Copy every line of the records below that holds the word "Fcst".

-- Records provided start --

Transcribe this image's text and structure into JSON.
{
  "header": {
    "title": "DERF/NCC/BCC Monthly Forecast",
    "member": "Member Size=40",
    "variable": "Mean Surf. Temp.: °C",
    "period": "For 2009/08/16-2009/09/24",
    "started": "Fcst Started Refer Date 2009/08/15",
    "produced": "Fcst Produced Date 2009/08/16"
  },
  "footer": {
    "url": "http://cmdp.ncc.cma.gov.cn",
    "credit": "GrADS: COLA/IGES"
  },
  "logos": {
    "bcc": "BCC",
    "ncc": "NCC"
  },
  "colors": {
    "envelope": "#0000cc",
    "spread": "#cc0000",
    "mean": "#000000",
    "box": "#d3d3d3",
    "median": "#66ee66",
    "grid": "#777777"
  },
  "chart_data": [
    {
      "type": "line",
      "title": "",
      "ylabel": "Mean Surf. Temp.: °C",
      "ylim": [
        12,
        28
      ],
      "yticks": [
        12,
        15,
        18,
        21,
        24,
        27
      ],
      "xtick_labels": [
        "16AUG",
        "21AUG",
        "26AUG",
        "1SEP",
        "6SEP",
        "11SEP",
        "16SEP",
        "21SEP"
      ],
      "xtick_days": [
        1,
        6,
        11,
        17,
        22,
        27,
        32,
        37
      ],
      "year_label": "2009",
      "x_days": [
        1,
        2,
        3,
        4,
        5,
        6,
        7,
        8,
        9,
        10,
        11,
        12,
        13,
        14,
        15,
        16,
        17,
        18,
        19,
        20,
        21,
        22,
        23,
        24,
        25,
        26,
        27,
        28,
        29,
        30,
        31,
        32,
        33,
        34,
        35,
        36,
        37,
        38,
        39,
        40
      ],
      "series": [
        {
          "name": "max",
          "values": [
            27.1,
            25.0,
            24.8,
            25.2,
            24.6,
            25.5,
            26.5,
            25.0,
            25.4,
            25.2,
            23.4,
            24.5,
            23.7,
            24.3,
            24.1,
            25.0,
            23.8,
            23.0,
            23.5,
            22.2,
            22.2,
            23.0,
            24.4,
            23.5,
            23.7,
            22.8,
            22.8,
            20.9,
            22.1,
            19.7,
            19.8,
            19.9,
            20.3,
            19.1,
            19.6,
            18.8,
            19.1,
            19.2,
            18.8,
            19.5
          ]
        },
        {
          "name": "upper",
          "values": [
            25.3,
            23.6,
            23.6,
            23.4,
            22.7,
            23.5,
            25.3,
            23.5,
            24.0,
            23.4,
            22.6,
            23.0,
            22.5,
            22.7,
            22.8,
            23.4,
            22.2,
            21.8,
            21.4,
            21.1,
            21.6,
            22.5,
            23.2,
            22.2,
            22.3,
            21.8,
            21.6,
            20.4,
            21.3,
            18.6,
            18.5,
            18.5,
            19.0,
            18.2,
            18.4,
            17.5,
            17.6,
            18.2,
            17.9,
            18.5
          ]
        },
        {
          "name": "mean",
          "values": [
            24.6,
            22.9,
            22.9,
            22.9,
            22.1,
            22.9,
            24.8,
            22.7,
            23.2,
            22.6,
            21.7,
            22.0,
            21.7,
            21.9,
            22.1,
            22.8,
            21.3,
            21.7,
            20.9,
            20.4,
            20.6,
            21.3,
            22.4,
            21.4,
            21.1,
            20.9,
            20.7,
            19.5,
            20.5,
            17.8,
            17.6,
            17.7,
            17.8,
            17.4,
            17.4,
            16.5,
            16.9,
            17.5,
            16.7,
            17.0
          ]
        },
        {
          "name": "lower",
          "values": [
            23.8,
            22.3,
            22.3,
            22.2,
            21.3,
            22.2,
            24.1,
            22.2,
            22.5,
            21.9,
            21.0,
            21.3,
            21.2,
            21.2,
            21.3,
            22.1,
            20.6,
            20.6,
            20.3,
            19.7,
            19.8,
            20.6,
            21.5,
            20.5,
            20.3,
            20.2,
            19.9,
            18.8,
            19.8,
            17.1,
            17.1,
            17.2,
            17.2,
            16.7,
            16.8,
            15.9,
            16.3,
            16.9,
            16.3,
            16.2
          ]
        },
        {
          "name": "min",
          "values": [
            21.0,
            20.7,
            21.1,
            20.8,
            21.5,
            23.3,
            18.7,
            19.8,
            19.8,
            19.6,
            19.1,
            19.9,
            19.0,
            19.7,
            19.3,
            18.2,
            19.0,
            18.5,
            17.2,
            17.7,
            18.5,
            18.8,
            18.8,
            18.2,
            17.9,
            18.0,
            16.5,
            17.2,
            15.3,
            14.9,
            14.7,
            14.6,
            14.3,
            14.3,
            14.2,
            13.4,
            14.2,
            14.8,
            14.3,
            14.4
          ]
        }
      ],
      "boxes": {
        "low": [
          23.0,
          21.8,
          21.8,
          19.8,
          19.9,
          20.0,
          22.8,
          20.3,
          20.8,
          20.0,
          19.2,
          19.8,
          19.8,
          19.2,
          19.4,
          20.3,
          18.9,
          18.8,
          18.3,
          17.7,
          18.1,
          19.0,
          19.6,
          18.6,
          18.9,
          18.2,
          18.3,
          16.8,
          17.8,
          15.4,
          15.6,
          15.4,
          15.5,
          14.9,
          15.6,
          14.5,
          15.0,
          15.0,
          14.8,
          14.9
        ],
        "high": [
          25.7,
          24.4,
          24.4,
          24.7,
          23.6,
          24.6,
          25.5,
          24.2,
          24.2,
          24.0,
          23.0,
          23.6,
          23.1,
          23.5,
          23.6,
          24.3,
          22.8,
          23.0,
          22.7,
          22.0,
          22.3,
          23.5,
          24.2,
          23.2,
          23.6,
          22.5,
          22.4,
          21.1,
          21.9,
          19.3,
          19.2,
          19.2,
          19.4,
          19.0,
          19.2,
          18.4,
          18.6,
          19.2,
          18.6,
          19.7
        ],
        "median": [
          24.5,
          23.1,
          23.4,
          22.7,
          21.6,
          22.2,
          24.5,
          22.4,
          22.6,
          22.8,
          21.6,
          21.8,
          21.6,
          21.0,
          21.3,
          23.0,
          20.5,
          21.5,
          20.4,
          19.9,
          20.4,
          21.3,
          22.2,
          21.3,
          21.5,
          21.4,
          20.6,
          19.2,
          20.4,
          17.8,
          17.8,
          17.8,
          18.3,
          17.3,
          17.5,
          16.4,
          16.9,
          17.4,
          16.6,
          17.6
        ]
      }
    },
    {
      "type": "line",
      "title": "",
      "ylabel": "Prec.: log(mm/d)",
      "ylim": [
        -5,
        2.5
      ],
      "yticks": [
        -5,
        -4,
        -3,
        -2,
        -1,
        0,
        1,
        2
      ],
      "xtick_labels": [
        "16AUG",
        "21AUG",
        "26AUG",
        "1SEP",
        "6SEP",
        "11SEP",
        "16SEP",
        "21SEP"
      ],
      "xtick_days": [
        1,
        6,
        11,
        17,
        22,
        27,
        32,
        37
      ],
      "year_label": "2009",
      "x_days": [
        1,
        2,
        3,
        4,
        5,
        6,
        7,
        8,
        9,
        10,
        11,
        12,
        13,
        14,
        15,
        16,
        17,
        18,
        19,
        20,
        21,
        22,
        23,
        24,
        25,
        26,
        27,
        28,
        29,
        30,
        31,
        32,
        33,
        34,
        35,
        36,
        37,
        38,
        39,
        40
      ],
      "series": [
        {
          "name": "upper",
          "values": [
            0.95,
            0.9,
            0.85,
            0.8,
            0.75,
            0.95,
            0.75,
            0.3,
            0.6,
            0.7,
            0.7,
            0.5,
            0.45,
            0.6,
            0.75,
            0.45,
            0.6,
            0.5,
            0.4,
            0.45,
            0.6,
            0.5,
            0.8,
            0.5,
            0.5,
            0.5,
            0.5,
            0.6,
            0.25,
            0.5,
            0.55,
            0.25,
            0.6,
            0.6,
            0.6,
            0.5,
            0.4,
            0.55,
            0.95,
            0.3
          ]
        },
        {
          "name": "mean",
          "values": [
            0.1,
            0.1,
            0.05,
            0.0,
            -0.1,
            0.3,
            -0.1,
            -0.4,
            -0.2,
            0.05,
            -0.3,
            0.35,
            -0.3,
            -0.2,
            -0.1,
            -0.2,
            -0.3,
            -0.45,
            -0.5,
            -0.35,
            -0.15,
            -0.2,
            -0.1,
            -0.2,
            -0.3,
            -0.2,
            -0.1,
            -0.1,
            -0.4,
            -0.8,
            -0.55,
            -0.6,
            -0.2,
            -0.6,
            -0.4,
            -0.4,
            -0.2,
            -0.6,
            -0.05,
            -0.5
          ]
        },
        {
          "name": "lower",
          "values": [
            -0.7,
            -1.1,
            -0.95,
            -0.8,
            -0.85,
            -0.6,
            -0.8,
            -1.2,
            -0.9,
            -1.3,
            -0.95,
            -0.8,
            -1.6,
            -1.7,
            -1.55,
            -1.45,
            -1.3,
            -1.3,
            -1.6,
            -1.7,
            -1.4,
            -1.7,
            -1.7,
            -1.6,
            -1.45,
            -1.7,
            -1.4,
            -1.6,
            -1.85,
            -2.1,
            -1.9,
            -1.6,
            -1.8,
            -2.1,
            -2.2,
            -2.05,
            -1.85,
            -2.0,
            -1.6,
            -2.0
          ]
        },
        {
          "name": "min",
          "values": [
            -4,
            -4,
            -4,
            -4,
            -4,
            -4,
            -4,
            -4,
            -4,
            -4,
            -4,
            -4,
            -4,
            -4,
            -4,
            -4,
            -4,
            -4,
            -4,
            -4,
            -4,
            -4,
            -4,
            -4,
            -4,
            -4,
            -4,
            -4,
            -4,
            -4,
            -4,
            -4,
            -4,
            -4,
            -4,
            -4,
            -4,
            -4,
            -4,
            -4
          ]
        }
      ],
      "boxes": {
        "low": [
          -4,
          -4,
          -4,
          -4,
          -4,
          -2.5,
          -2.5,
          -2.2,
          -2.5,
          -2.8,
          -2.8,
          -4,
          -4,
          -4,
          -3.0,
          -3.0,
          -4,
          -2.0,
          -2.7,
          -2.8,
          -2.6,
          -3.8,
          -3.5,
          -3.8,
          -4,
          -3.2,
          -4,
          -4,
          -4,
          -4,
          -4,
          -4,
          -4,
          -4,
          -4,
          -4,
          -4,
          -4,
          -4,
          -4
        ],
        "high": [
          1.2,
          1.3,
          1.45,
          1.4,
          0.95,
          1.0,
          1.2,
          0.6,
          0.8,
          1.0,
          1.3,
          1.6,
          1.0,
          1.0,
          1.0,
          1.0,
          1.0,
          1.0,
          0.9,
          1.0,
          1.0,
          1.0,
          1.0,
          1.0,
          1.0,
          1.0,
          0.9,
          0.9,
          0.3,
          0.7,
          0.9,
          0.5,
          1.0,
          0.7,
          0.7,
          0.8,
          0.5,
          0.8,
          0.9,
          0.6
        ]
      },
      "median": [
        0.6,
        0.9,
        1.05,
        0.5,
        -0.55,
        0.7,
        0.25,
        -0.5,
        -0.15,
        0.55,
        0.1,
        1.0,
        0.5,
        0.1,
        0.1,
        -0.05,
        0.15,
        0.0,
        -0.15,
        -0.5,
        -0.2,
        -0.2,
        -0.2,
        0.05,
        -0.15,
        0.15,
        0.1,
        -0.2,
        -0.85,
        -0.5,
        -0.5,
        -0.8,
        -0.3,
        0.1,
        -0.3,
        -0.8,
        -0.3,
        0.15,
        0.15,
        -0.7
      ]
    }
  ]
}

-- Records provided end --

Correct answer:
    "started": "Fcst Started Refer Date 2009/08/15",
    "produced": "Fcst Produced Date 2009/08/16"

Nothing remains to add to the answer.